-- Raw records --
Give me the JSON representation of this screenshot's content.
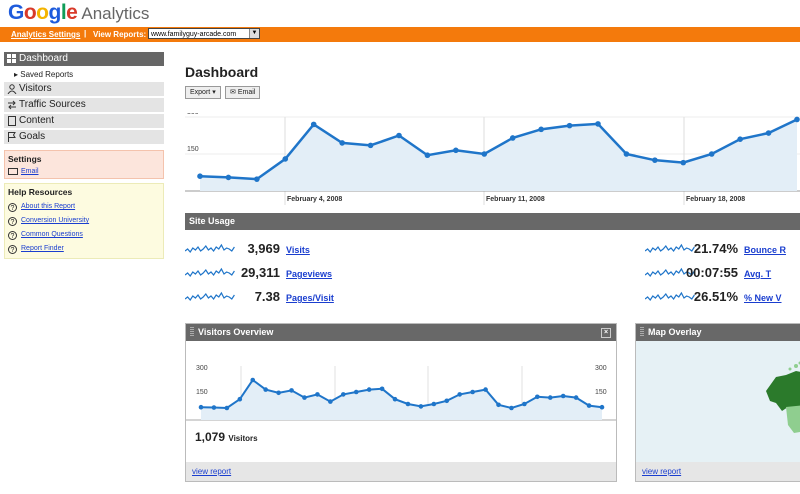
{
  "app": {
    "brand": "Google",
    "product": "Analytics"
  },
  "topbar": {
    "settings_link": "Analytics Settings",
    "separator": "|",
    "view_reports_label": "View Reports:",
    "site_select": "www.familyguy-arcade.com"
  },
  "sidebar": {
    "items": [
      {
        "label": "Dashboard",
        "icon": "grid-icon"
      },
      {
        "label": "Visitors",
        "icon": "person-icon"
      },
      {
        "label": "Traffic Sources",
        "icon": "arrows-icon"
      },
      {
        "label": "Content",
        "icon": "page-icon"
      },
      {
        "label": "Goals",
        "icon": "flag-icon"
      }
    ],
    "saved_reports": "Saved Reports",
    "settings": {
      "title": "Settings",
      "email": "Email"
    },
    "help": {
      "title": "Help Resources",
      "links": [
        "About this Report",
        "Conversion University",
        "Common Questions",
        "Report Finder"
      ]
    }
  },
  "main": {
    "title": "Dashboard",
    "export_label": "Export",
    "email_label": "Email"
  },
  "chart_data": [
    {
      "type": "area",
      "ylim": [
        0,
        300
      ],
      "yticks": [
        "300",
        "150"
      ],
      "xlabels": [
        "February 4, 2008",
        "February 11, 2008",
        "February 18, 2008"
      ],
      "values": [
        60,
        55,
        48,
        130,
        270,
        195,
        185,
        225,
        145,
        165,
        150,
        215,
        250,
        265,
        272,
        150,
        125,
        115,
        150,
        210,
        235,
        290
      ]
    },
    {
      "type": "area",
      "ylim": [
        0,
        300
      ],
      "yticks_left": [
        "300",
        "150"
      ],
      "yticks_right": [
        "300",
        "150"
      ],
      "values": [
        80,
        78,
        75,
        130,
        250,
        190,
        170,
        185,
        140,
        160,
        115,
        160,
        175,
        190,
        195,
        130,
        100,
        85,
        100,
        120,
        160,
        175,
        190,
        95,
        75,
        100,
        145,
        140,
        150,
        140,
        90,
        80
      ]
    }
  ],
  "site_usage": {
    "title": "Site Usage",
    "left": [
      {
        "value": "3,969",
        "label": "Visits"
      },
      {
        "value": "29,311",
        "label": "Pageviews"
      },
      {
        "value": "7.38",
        "label": "Pages/Visit"
      }
    ],
    "right": [
      {
        "value": "21.74%",
        "label": "Bounce R"
      },
      {
        "value": "00:07:55",
        "label": "Avg. T"
      },
      {
        "value": "26.51%",
        "label": "% New V"
      }
    ]
  },
  "visitors_overview": {
    "title": "Visitors Overview",
    "count": "1,079",
    "count_label": "Visitors",
    "footer_link": "view report"
  },
  "map_overlay": {
    "title": "Map Overlay",
    "footer_link": "view report"
  },
  "colors": {
    "accent": "#f47a0c",
    "line": "#1f75c9",
    "fill": "#e3eef7",
    "bar": "#686868"
  }
}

-- Short task --
Using the records above, retype everything exactly except the pictures.

-- The output --
Give me the JSON representation of this screenshot's content.
{
  "app": {
    "brand": "Google",
    "product": "Analytics"
  },
  "topbar": {
    "settings_link": "Analytics Settings",
    "separator": "|",
    "view_reports_label": "View Reports:",
    "site_select": "www.familyguy-arcade.com"
  },
  "sidebar": {
    "items": [
      {
        "label": "Dashboard",
        "icon": "grid-icon"
      },
      {
        "label": "Visitors",
        "icon": "person-icon"
      },
      {
        "label": "Traffic Sources",
        "icon": "arrows-icon"
      },
      {
        "label": "Content",
        "icon": "page-icon"
      },
      {
        "label": "Goals",
        "icon": "flag-icon"
      }
    ],
    "saved_reports": "Saved Reports",
    "settings": {
      "title": "Settings",
      "email": "Email"
    },
    "help": {
      "title": "Help Resources",
      "links": [
        "About this Report",
        "Conversion University",
        "Common Questions",
        "Report Finder"
      ]
    }
  },
  "main": {
    "title": "Dashboard",
    "export_label": "Export",
    "email_label": "Email"
  },
  "chart_data": [
    {
      "type": "area",
      "ylim": [
        0,
        300
      ],
      "yticks": [
        "300",
        "150"
      ],
      "xlabels": [
        "February 4, 2008",
        "February 11, 2008",
        "February 18, 2008"
      ],
      "values": [
        60,
        55,
        48,
        130,
        270,
        195,
        185,
        225,
        145,
        165,
        150,
        215,
        250,
        265,
        272,
        150,
        125,
        115,
        150,
        210,
        235,
        290
      ]
    },
    {
      "type": "area",
      "ylim": [
        0,
        300
      ],
      "yticks_left": [
        "300",
        "150"
      ],
      "yticks_right": [
        "300",
        "150"
      ],
      "values": [
        80,
        78,
        75,
        130,
        250,
        190,
        170,
        185,
        140,
        160,
        115,
        160,
        175,
        190,
        195,
        130,
        100,
        85,
        100,
        120,
        160,
        175,
        190,
        95,
        75,
        100,
        145,
        140,
        150,
        140,
        90,
        80
      ]
    }
  ],
  "site_usage": {
    "title": "Site Usage",
    "left": [
      {
        "value": "3,969",
        "label": "Visits"
      },
      {
        "value": "29,311",
        "label": "Pageviews"
      },
      {
        "value": "7.38",
        "label": "Pages/Visit"
      }
    ],
    "right": [
      {
        "value": "21.74%",
        "label": "Bounce R"
      },
      {
        "value": "00:07:55",
        "label": "Avg. T"
      },
      {
        "value": "26.51%",
        "label": "% New V"
      }
    ]
  },
  "visitors_overview": {
    "title": "Visitors Overview",
    "count": "1,079",
    "count_label": "Visitors",
    "footer_link": "view report"
  },
  "map_overlay": {
    "title": "Map Overlay",
    "footer_link": "view report"
  },
  "colors": {
    "accent": "#f47a0c",
    "line": "#1f75c9",
    "fill": "#e3eef7",
    "bar": "#686868"
  }
}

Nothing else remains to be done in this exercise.